**Directions for this task:**
Extract every line below that contains the word "name".

Structured figure records:
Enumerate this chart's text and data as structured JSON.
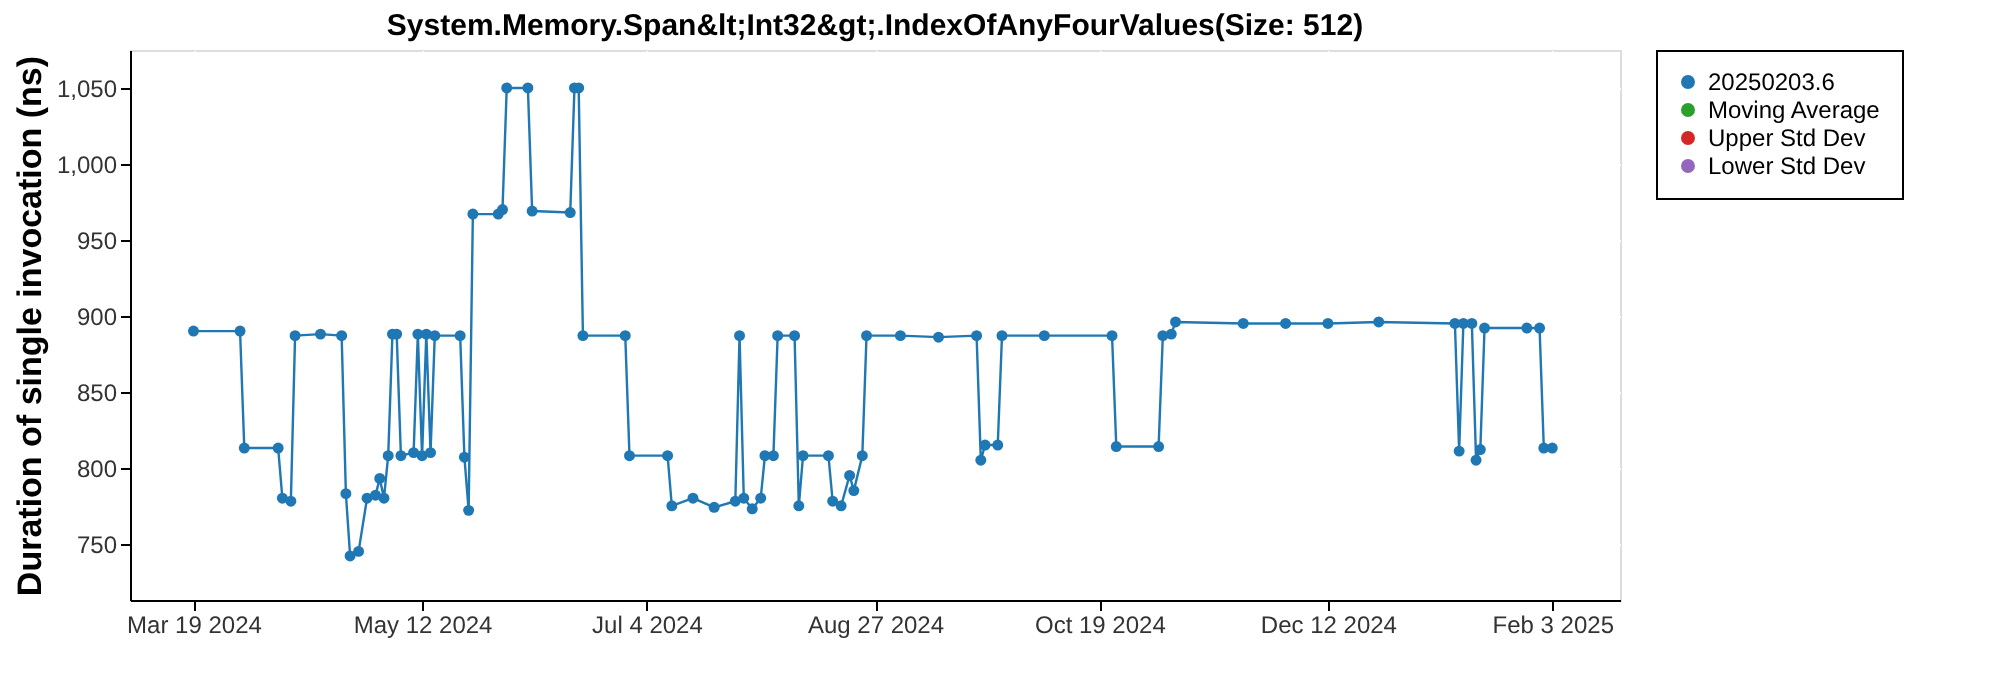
{
  "chart_data": {
    "type": "line",
    "title": "System.Memory.Span&lt;Int32&gt;.IndexOfAnyFourValues(Size: 512)",
    "ylabel": "Duration of single invocation (ns)",
    "xlim": [
      "2024-03-04",
      "2025-02-19"
    ],
    "xticks": [
      {
        "value": "2024-03-19",
        "label": "Mar 19 2024"
      },
      {
        "value": "2024-05-12",
        "label": "May 12 2024"
      },
      {
        "value": "2024-07-04",
        "label": "Jul 4 2024"
      },
      {
        "value": "2024-08-27",
        "label": "Aug 27 2024"
      },
      {
        "value": "2024-10-19",
        "label": "Oct 19 2024"
      },
      {
        "value": "2024-12-12",
        "label": "Dec 12 2024"
      },
      {
        "value": "2025-02-03",
        "label": "Feb 3 2025"
      }
    ],
    "ylim": [
      713,
      1075
    ],
    "yticks": [
      750,
      800,
      850,
      900,
      950,
      {
        "value": 1000,
        "label": "1,000"
      },
      {
        "value": 1050,
        "label": "1,050"
      }
    ],
    "grid": true,
    "legend": "right",
    "marker": "circle",
    "line_style": "solid",
    "series": [
      {
        "name": "20250203.6",
        "color": "#1f77b4",
        "x": [
          "2024-03-19",
          "2024-03-30",
          "2024-03-31",
          "2024-04-08",
          "2024-04-09",
          "2024-04-11",
          "2024-04-12",
          "2024-04-18",
          "2024-04-23",
          "2024-04-24",
          "2024-04-25",
          "2024-04-27",
          "2024-04-29",
          "2024-05-01",
          "2024-05-02",
          "2024-05-03",
          "2024-05-04",
          "2024-05-05",
          "2024-05-06",
          "2024-05-07",
          "2024-05-10",
          "2024-05-11",
          "2024-05-12",
          "2024-05-13",
          "2024-05-14",
          "2024-05-15",
          "2024-05-21",
          "2024-05-22",
          "2024-05-23",
          "2024-05-24",
          "2024-05-30",
          "2024-05-31",
          "2024-06-01",
          "2024-06-06",
          "2024-06-07",
          "2024-06-16",
          "2024-06-17",
          "2024-06-18",
          "2024-06-19",
          "2024-06-29",
          "2024-06-30",
          "2024-07-09",
          "2024-07-10",
          "2024-07-15",
          "2024-07-20",
          "2024-07-25",
          "2024-07-26",
          "2024-07-27",
          "2024-07-29",
          "2024-07-31",
          "2024-08-01",
          "2024-08-03",
          "2024-08-04",
          "2024-08-08",
          "2024-08-09",
          "2024-08-10",
          "2024-08-16",
          "2024-08-17",
          "2024-08-19",
          "2024-08-21",
          "2024-08-22",
          "2024-08-24",
          "2024-08-25",
          "2024-09-02",
          "2024-09-11",
          "2024-09-20",
          "2024-09-21",
          "2024-09-22",
          "2024-09-25",
          "2024-09-26",
          "2024-10-06",
          "2024-10-22",
          "2024-10-23",
          "2024-11-02",
          "2024-11-03",
          "2024-11-05",
          "2024-11-06",
          "2024-11-22",
          "2024-12-02",
          "2024-12-12",
          "2024-12-24",
          "2025-01-11",
          "2025-01-12",
          "2025-01-13",
          "2025-01-15",
          "2025-01-16",
          "2025-01-17",
          "2025-01-18",
          "2025-01-28",
          "2025-01-31",
          "2025-02-01",
          "2025-02-03"
        ],
        "values": [
          890,
          890,
          813,
          813,
          780,
          778,
          887,
          888,
          887,
          783,
          742,
          745,
          780,
          782,
          793,
          780,
          808,
          888,
          888,
          808,
          810,
          888,
          808,
          888,
          810,
          887,
          887,
          807,
          772,
          967,
          967,
          970,
          1050,
          1050,
          969,
          968,
          1050,
          1050,
          887,
          887,
          808,
          808,
          775,
          780,
          774,
          778,
          887,
          780,
          773,
          780,
          808,
          808,
          887,
          887,
          775,
          808,
          808,
          778,
          775,
          795,
          785,
          808,
          887,
          887,
          886,
          887,
          805,
          815,
          815,
          887,
          887,
          887,
          814,
          814,
          887,
          888,
          896,
          895,
          895,
          895,
          896,
          895,
          811,
          895,
          895,
          805,
          812,
          892,
          892,
          892,
          813,
          813
        ]
      },
      {
        "name": "Moving Average",
        "color": "#2ca02c"
      },
      {
        "name": "Upper Std Dev",
        "color": "#d62728"
      },
      {
        "name": "Lower Std Dev",
        "color": "#9467bd"
      }
    ]
  }
}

**Result:**
        "name": "20250203.6",
        "name": "Moving Average",
        "name": "Upper Std Dev",
        "name": "Lower Std Dev",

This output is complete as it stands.